# Exercise instructions
Your task is to transcribe the records exactly, skipping every image.

# Records shown
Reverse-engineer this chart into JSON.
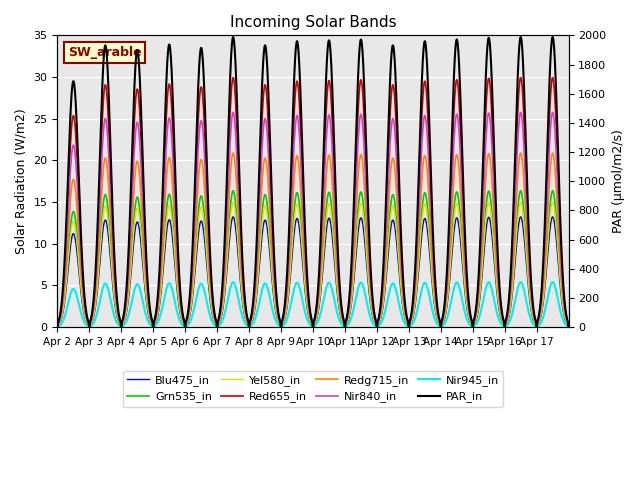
{
  "title": "Incoming Solar Bands",
  "ylabel_left": "Solar Radiation (W/m2)",
  "ylabel_right": "PAR (μmol/m2/s)",
  "ylim_left": [
    0,
    35
  ],
  "ylim_right": [
    0,
    2000
  ],
  "xtick_labels": [
    "Apr 2",
    "Apr 3",
    "Apr 4",
    "Apr 5",
    "Apr 6",
    "Apr 7",
    "Apr 8",
    "Apr 9",
    "Apr 10",
    "Apr 11",
    "Apr 12",
    "Apr 13",
    "Apr 14",
    "Apr 15",
    "Apr 16",
    "Apr 17"
  ],
  "yticks_left": [
    0,
    5,
    10,
    15,
    20,
    25,
    30,
    35
  ],
  "yticks_right": [
    0,
    200,
    400,
    600,
    800,
    1000,
    1200,
    1400,
    1600,
    1800,
    2000
  ],
  "background_color": "#e8e8e8",
  "annotation_text": "SW_arable",
  "annotation_color": "#8B0000",
  "annotation_bg": "#ffffcc",
  "series_names": [
    "Blu475_in",
    "Grn535_in",
    "Yel580_in",
    "Red655_in",
    "Redg715_in",
    "Nir840_in",
    "Nir945_in",
    "PAR_in"
  ],
  "series_colors": [
    "#0000dd",
    "#00cc00",
    "#dddd00",
    "#cc0000",
    "#ff8800",
    "#cc44cc",
    "#00eeee",
    "#000000"
  ],
  "series_lw": [
    1.0,
    1.2,
    1.0,
    1.2,
    1.2,
    1.2,
    1.5,
    1.5
  ],
  "series_scale": [
    0.38,
    0.47,
    0.43,
    0.86,
    0.6,
    0.74,
    0.155,
    1.0
  ],
  "is_par": [
    false,
    false,
    false,
    false,
    false,
    false,
    false,
    true
  ],
  "day_peaks": [
    29.5,
    33.8,
    33.2,
    33.9,
    33.5,
    34.8,
    33.8,
    34.3,
    34.4,
    34.5,
    33.8,
    34.3,
    34.5,
    34.7,
    34.8,
    34.8
  ]
}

# The result
Reverse-engineer this chart into JSON.
{
  "title": "Incoming Solar Bands",
  "ylabel_left": "Solar Radiation (W/m2)",
  "ylabel_right": "PAR (μmol/m2/s)",
  "ylim_left": [
    0,
    35
  ],
  "ylim_right": [
    0,
    2000
  ],
  "xtick_labels": [
    "Apr 2",
    "Apr 3",
    "Apr 4",
    "Apr 5",
    "Apr 6",
    "Apr 7",
    "Apr 8",
    "Apr 9",
    "Apr 10",
    "Apr 11",
    "Apr 12",
    "Apr 13",
    "Apr 14",
    "Apr 15",
    "Apr 16",
    "Apr 17"
  ],
  "yticks_left": [
    0,
    5,
    10,
    15,
    20,
    25,
    30,
    35
  ],
  "yticks_right": [
    0,
    200,
    400,
    600,
    800,
    1000,
    1200,
    1400,
    1600,
    1800,
    2000
  ],
  "background_color": "#e8e8e8",
  "annotation_text": "SW_arable",
  "annotation_color": "#8B0000",
  "annotation_bg": "#ffffcc",
  "series_names": [
    "Blu475_in",
    "Grn535_in",
    "Yel580_in",
    "Red655_in",
    "Redg715_in",
    "Nir840_in",
    "Nir945_in",
    "PAR_in"
  ],
  "series_colors": [
    "#0000dd",
    "#00cc00",
    "#dddd00",
    "#cc0000",
    "#ff8800",
    "#cc44cc",
    "#00eeee",
    "#000000"
  ],
  "series_lw": [
    1.0,
    1.2,
    1.0,
    1.2,
    1.2,
    1.2,
    1.5,
    1.5
  ],
  "series_scale": [
    0.38,
    0.47,
    0.43,
    0.86,
    0.6,
    0.74,
    0.155,
    1.0
  ],
  "is_par": [
    false,
    false,
    false,
    false,
    false,
    false,
    false,
    true
  ],
  "day_peaks": [
    29.5,
    33.8,
    33.2,
    33.9,
    33.5,
    34.8,
    33.8,
    34.3,
    34.4,
    34.5,
    33.8,
    34.3,
    34.5,
    34.7,
    34.8,
    34.8
  ]
}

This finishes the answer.